Point mutants of SIRT6-Flag vectors (G52A, H113Y and double mutants G52A/H113Y) and SIRT7-Flag vectors (H188Y) were generated by site-directed mutagenesis using a standard PCR-based protocol. DNA transfection to 293T cell lines was performed using Lipofectamine 2000 (Invitrogen), according to the manufacturer’s instructions. Cells were harvested 48h after transfection and cells were plated on 96-well plates and cultured for an additional 6h in fresh medium. Culture supernatants were tested for TNF-α and IL-2 content by ELISA. Cells were lysed and FLAG-tagged SIRTs expression were analysed by Western blotting or total RNA was extracted, and TNF/IL2 mRNA levels were analyzed by quantitative RT-PCR.

Cells lines Culture Assays

RAW264.7 cells were stimulated with LPS 100 ng/ml and were treated with the indicated dose of NAm. The culture supernatants were tested for TNF-α content by ELISA. THP-1 cells were cultured overnight with increasing doses of APO866, and then stimulated with LPS 100 ng/ml for 2h. In the experiments aimed at manipulating the intracellular NAD levels, cells were co-incubated with the indicated dose of nicotinic acid (NA) and nicotinamide mononucleotide (NMN, both from Sigma). The culture supernatants were tested for TNF-α content by ELISA and intracellular NAD levels were measured by an enzymatic assay (see below).

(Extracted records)
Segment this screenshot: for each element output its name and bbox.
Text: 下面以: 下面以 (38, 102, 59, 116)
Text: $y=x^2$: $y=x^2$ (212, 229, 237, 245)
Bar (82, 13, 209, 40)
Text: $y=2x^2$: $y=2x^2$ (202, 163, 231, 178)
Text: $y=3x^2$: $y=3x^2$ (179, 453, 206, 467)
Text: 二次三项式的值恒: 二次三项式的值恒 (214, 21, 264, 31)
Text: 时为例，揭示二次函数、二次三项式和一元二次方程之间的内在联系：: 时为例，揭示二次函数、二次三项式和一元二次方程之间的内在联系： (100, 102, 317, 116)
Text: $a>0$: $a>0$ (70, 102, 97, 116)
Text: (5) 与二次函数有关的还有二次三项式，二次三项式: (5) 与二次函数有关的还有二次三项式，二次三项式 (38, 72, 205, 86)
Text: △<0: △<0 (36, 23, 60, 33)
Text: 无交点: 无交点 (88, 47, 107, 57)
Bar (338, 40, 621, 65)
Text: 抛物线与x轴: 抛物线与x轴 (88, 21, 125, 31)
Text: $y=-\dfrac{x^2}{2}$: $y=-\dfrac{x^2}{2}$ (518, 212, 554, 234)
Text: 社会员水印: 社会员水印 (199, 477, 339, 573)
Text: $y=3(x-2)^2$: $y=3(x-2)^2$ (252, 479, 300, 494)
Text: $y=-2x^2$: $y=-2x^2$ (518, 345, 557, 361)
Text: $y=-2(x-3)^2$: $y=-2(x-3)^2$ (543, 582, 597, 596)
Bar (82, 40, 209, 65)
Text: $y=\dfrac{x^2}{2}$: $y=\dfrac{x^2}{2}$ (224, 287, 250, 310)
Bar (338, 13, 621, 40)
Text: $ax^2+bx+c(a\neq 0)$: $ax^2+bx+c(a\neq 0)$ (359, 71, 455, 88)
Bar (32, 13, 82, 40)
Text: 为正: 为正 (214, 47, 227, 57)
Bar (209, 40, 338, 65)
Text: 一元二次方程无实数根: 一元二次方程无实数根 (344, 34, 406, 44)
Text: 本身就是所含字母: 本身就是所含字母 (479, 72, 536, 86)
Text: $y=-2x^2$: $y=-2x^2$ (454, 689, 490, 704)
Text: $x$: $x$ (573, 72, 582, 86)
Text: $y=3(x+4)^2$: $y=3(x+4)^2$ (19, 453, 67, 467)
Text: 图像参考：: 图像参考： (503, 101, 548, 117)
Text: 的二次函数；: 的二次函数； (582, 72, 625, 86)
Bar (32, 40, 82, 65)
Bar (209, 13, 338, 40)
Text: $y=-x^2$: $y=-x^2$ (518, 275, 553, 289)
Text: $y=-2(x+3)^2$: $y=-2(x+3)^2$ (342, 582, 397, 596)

Exercise description:
Please state how long after transfection the cells were harvested, according to the methods text.

Exercise output:
48 hours after transfection.